- **Problem statement**
Search the material for the string "grid" and copy each line where it occurs.

[Records about charts and figures]
▬▬▬▬▬▬▬▬▬▬
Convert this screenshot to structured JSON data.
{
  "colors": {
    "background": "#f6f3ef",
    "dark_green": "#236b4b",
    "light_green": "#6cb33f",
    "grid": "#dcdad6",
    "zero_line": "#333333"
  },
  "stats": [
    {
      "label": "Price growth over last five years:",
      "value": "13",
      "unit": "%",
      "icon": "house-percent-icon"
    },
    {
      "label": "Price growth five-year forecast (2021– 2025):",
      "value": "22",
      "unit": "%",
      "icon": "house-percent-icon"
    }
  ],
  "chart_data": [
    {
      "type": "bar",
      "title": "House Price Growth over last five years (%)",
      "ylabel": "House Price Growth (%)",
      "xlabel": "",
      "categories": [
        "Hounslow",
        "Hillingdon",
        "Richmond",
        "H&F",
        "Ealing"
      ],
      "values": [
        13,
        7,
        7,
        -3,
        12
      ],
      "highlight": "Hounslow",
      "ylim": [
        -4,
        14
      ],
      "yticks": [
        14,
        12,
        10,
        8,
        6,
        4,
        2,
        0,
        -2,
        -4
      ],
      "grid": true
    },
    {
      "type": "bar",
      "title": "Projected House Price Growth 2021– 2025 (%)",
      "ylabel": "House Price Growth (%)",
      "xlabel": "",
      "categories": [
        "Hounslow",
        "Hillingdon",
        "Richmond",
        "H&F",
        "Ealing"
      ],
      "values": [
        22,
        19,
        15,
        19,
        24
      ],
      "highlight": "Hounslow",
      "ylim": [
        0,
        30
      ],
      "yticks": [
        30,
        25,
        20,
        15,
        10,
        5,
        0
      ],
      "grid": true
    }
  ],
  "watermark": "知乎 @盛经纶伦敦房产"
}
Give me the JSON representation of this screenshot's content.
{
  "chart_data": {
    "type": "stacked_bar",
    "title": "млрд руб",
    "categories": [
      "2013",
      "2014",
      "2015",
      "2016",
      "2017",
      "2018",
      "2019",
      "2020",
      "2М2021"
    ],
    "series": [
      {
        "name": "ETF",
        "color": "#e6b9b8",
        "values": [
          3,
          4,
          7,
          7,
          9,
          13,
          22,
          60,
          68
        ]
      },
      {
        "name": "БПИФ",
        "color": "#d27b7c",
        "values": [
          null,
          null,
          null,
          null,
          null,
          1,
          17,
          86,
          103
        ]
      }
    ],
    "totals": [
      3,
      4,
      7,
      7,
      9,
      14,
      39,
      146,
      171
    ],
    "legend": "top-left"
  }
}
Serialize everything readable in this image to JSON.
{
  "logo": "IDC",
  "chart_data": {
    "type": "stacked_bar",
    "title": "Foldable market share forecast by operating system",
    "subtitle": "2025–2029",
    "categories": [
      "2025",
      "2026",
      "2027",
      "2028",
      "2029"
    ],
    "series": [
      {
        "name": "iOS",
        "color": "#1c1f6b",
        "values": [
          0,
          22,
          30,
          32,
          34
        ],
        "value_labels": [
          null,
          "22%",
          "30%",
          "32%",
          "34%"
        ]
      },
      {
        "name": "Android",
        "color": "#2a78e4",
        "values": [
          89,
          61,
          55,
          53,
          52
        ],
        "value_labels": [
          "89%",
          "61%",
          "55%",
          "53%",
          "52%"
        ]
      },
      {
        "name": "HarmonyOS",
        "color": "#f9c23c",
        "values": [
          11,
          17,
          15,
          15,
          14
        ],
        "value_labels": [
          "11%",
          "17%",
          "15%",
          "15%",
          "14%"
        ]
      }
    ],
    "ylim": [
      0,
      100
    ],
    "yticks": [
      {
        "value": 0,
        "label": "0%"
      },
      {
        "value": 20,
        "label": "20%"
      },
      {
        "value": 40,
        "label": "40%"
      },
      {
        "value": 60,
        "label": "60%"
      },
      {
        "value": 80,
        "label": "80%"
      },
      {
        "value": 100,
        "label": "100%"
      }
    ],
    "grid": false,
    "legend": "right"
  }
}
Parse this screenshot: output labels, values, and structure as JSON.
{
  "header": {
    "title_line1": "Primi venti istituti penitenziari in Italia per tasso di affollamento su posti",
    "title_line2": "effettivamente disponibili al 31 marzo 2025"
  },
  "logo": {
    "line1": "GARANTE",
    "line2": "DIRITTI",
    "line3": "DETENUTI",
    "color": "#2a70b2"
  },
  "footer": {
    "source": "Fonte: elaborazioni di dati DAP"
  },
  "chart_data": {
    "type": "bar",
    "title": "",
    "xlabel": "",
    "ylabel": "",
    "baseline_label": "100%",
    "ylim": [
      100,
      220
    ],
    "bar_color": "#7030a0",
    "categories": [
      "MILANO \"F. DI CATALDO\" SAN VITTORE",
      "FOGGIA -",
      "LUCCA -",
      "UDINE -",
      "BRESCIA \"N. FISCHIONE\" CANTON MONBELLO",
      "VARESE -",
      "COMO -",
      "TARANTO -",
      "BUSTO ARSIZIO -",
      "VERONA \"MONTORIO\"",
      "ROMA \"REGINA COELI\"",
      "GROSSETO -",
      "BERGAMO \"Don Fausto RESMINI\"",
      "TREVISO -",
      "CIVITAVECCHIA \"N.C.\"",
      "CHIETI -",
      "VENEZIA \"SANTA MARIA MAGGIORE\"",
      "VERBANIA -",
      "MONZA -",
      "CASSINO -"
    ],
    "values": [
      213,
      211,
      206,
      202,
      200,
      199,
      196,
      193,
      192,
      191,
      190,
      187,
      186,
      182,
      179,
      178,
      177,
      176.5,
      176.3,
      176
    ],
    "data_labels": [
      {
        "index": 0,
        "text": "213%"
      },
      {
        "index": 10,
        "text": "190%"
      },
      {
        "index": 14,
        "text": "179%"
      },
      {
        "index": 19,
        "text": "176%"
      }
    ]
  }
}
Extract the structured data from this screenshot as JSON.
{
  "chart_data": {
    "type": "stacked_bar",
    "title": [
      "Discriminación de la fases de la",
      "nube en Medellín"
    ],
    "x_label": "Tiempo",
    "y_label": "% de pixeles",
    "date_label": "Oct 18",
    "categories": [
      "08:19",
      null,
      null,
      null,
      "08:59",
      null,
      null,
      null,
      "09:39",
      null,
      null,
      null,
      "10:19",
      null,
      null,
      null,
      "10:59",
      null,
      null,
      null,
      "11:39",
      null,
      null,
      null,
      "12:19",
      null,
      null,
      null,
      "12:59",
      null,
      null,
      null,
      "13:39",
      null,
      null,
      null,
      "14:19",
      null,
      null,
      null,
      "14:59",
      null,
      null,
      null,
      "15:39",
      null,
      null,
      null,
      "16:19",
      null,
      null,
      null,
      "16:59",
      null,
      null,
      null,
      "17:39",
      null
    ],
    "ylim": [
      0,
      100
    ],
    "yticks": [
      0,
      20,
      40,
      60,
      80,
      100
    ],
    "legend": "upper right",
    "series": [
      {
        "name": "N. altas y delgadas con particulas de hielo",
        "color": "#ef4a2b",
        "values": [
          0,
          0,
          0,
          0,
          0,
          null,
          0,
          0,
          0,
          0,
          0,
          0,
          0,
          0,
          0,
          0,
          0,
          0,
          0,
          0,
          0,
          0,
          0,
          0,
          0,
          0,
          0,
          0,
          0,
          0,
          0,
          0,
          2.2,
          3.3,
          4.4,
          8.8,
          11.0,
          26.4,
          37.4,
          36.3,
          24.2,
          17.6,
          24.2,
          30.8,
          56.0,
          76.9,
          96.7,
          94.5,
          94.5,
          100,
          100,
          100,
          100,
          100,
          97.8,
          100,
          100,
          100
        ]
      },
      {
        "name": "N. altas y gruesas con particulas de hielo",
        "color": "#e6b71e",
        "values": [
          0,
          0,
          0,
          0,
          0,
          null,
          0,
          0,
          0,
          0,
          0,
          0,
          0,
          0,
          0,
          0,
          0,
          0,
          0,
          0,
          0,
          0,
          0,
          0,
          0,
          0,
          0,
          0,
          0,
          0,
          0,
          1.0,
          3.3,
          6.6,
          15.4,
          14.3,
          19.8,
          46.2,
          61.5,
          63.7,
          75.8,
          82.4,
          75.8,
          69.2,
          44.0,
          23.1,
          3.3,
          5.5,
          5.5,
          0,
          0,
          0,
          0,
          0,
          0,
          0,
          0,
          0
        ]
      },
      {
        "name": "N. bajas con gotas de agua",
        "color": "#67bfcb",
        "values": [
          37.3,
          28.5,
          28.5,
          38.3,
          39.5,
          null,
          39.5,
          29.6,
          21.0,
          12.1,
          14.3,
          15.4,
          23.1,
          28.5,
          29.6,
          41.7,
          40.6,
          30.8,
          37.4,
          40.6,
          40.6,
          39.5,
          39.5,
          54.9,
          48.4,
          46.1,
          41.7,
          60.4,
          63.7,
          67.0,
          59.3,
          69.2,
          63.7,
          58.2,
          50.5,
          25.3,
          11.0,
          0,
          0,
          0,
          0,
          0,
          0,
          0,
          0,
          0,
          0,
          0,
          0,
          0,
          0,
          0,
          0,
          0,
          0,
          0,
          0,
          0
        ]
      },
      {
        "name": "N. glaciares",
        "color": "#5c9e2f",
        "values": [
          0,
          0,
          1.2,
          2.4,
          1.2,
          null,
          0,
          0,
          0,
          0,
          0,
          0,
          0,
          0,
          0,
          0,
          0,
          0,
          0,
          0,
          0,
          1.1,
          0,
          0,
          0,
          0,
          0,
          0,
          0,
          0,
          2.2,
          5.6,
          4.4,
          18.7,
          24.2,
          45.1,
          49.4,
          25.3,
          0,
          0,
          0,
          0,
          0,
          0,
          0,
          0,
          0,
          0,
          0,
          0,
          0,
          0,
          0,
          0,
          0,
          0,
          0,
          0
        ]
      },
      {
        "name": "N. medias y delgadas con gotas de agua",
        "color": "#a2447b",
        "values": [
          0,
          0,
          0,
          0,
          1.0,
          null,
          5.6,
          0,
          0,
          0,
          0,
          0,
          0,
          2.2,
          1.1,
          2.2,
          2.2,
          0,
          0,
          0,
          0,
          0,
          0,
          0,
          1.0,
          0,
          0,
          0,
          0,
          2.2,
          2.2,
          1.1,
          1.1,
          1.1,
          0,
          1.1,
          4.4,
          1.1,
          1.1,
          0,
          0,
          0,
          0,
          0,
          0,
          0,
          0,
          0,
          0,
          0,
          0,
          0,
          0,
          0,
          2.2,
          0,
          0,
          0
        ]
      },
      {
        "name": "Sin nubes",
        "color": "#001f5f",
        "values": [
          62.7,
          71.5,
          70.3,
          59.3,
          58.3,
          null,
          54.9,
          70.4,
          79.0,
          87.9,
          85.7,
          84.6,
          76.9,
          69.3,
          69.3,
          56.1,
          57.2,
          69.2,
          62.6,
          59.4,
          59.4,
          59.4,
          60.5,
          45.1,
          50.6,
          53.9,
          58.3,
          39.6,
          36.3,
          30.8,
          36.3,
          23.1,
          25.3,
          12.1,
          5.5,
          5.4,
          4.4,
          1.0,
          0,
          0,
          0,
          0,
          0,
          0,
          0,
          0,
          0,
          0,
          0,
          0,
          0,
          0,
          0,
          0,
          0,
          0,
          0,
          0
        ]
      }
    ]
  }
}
▬▬▬▬▬▬▬▬▬▬
- **Task response**
    "grid": "#dcdad6",
      "grid": true
      "grid": true
    "grid": false,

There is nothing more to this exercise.